* Given request *
Output all records precisely as written.

* Record list *
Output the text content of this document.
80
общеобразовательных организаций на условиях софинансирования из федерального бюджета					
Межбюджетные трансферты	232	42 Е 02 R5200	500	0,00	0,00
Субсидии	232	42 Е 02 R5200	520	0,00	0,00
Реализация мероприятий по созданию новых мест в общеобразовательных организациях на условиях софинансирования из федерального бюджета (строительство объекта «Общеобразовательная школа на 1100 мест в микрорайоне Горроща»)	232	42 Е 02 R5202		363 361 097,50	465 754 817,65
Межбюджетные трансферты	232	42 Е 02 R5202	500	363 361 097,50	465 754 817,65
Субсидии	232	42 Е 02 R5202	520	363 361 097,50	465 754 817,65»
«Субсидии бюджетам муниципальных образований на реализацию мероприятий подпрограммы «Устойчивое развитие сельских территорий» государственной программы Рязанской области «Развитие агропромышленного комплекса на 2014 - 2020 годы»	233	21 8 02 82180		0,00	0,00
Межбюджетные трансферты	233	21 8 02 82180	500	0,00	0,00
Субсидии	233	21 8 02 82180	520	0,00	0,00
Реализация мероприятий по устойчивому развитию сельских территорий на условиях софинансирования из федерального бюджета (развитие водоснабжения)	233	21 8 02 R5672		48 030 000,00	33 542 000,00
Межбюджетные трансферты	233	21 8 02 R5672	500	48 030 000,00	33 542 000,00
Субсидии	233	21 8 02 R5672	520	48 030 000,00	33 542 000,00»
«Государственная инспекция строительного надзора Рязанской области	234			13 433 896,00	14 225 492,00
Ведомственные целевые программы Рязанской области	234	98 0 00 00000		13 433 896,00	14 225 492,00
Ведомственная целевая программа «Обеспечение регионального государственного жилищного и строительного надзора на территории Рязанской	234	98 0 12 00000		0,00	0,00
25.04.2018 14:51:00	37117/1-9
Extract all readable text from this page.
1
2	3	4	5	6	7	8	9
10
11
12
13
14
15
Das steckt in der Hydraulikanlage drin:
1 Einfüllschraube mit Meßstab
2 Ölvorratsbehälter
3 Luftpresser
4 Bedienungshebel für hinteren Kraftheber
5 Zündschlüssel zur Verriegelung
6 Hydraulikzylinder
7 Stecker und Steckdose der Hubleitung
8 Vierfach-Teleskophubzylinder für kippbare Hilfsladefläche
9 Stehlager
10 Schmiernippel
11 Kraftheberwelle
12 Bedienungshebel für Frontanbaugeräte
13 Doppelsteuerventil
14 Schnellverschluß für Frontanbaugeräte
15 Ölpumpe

* The completed task *
Output the text content of this document.
80
общеобразовательных организаций на условиях софинансирования из федерального бюджета					
Межбюджетные трансферты	232	42 Е 02 R5200	500	0,00	0,00
Субсидии	232	42 Е 02 R5200	520	0,00	0,00
Реализация мероприятий по созданию новых мест в общеобразовательных организациях на условиях софинансирования из федерального бюджета (строительство объекта «Общеобразовательная школа на 1100 мест в микрорайоне Горроща»)	232	42 Е 02 R5202		363 361 097,50	465 754 817,65
Межбюджетные трансферты	232	42 Е 02 R5202	500	363 361 097,50	465 754 817,65
Субсидии	232	42 Е 02 R5202	520	363 361 097,50	465 754 817,65»
«Субсидии бюджетам муниципальных образований на реализацию мероприятий подпрограммы «Устойчивое развитие сельских территорий» государственной программы Рязанской области «Развитие агропромышленного комплекса на 2014 - 2020 годы»	233	21 8 02 82180		0,00	0,00
Межбюджетные трансферты	233	21 8 02 82180	500	0,00	0,00
Субсидии	233	21 8 02 82180	520	0,00	0,00
Реализация мероприятий по устойчивому развитию сельских территорий на условиях софинансирования из федерального бюджета (развитие водоснабжения)	233	21 8 02 R5672		48 030 000,00	33 542 000,00
Межбюджетные трансферты	233	21 8 02 R5672	500	48 030 000,00	33 542 000,00
Субсидии	233	21 8 02 R5672	520	48 030 000,00	33 542 000,00»
«Государственная инспекция строительного надзора Рязанской области	234			13 433 896,00	14 225 492,00
Ведомственные целевые программы Рязанской области	234	98 0 00 00000		13 433 896,00	14 225 492,00
Ведомственная целевая программа «Обеспечение регионального государственного жилищного и строительного надзора на территории Рязанской	234	98 0 12 00000		0,00	0,00
25.04.2018 14:51:00	37117/1-9
Extract all readable text from this page.
1
2	3	4	5	6	7	8	9
10
11
12
13
14
15
Das steckt in der Hydraulikanlage drin:
1 Einfüllschraube mit Meßstab
2 Ölvorratsbehälter
3 Luftpresser
4 Bedienungshebel für hinteren Kraftheber
5 Zündschlüssel zur Verriegelung
6 Hydraulikzylinder
7 Stecker und Steckdose der Hubleitung
8 Vierfach-Teleskophubzylinder für kippbare Hilfsladefläche
9 Stehlager
10 Schmiernippel
11 Kraftheberwelle
12 Bedienungshebel für Frontanbaugeräte
13 Doppelsteuerventil
14 Schnellverschluß für Frontanbaugeräte
15 Ölpumpe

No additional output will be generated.